Extrait à lire:
* * * * * * * * *

CINQUIÈME
CONSIDÉRATION
DU RÈGLEMENT DE SES
ACTIONS
I - Du bien qu'il y
a de vivre dans l'ordre
L'ordre et la
vertu sont deux noms qui signifient presque une même chose. L'ordre
est une conduite de vertu, et la vertu est une conduite d'ordre
.
Quelque bien que vous fassiez, si vous ne le faites pas dans
l'ordre, vous ne le faites point comme il faut. La raison veut
quelquefois qu'on quitte l'ordre qu'on s'est prescrit, mais c'est
pour suivre un ordre plus parfait qui nous est déclaré par la
nécessité, par la charité, par l'infirmité, ou par l'obéissance.
L'humeur est la conduite des bêtes ; la raison, de l'homme ; la
règle, du religieux ; l'ordre, de tous les êtres. Quel parti
prenez-vous ?
C'est l'ordre qui
fait le paradis, et le désordre qui fait l'enfer. Si vous vivez dans
l'ordre, vous serez heureux ; si vous vivez dans le désordre, vous
serez misérable. Qui peut vivre en paix, faisant la guerre à Dieu ?

* * * * * * * * *

Extrait de données:
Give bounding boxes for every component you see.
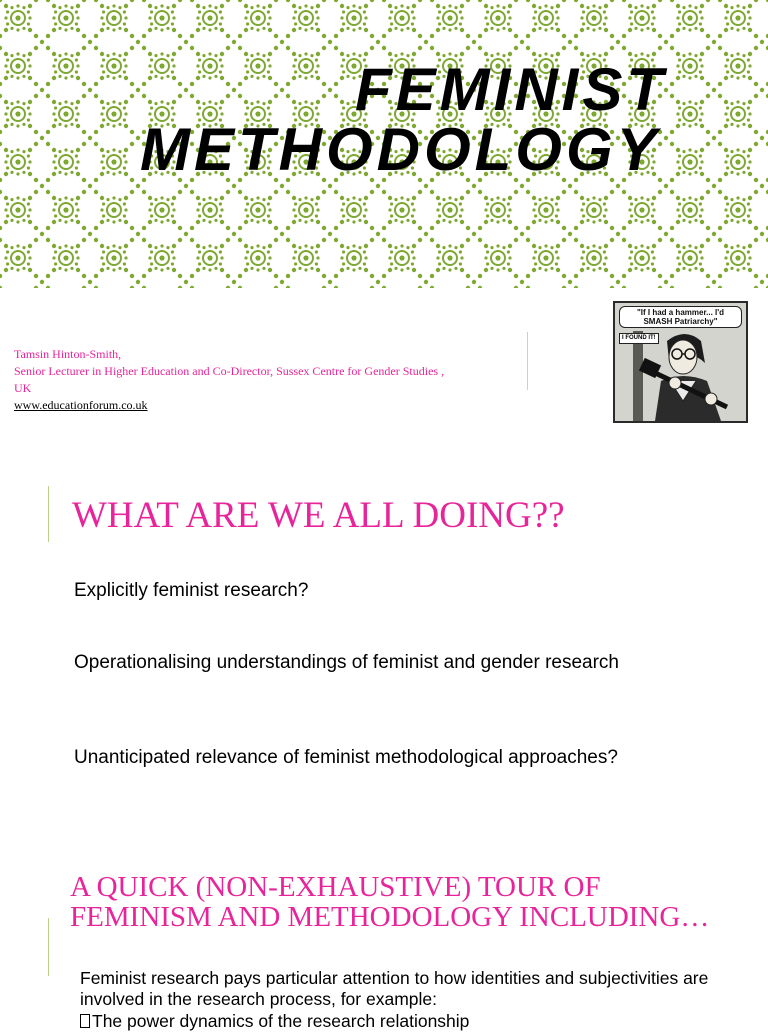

* * * * * * * * *

Objectif de l'exercice:
Recopiez à l'identique, s'il vous plaît, le passage du texte sur l'ordre et la vertu qui va de « L'humeur est la » jusqu'à « guerre à Dieu ? ».

Réponse:
L'humeur est la conduite des bêtes ; la raison, de l'homme ; la
règle, du religieux ; l'ordre, de tous les êtres. Quel parti
prenez-vous ?
C'est l'ordre qui
fait le paradis, et le désordre qui fait l'enfer. Si vous vivez dans
l'ordre, vous serez heureux ; si vous vivez dans le désordre, vous
serez misérable. Qui peut vivre en paix, faisant la guerre à Dieu ?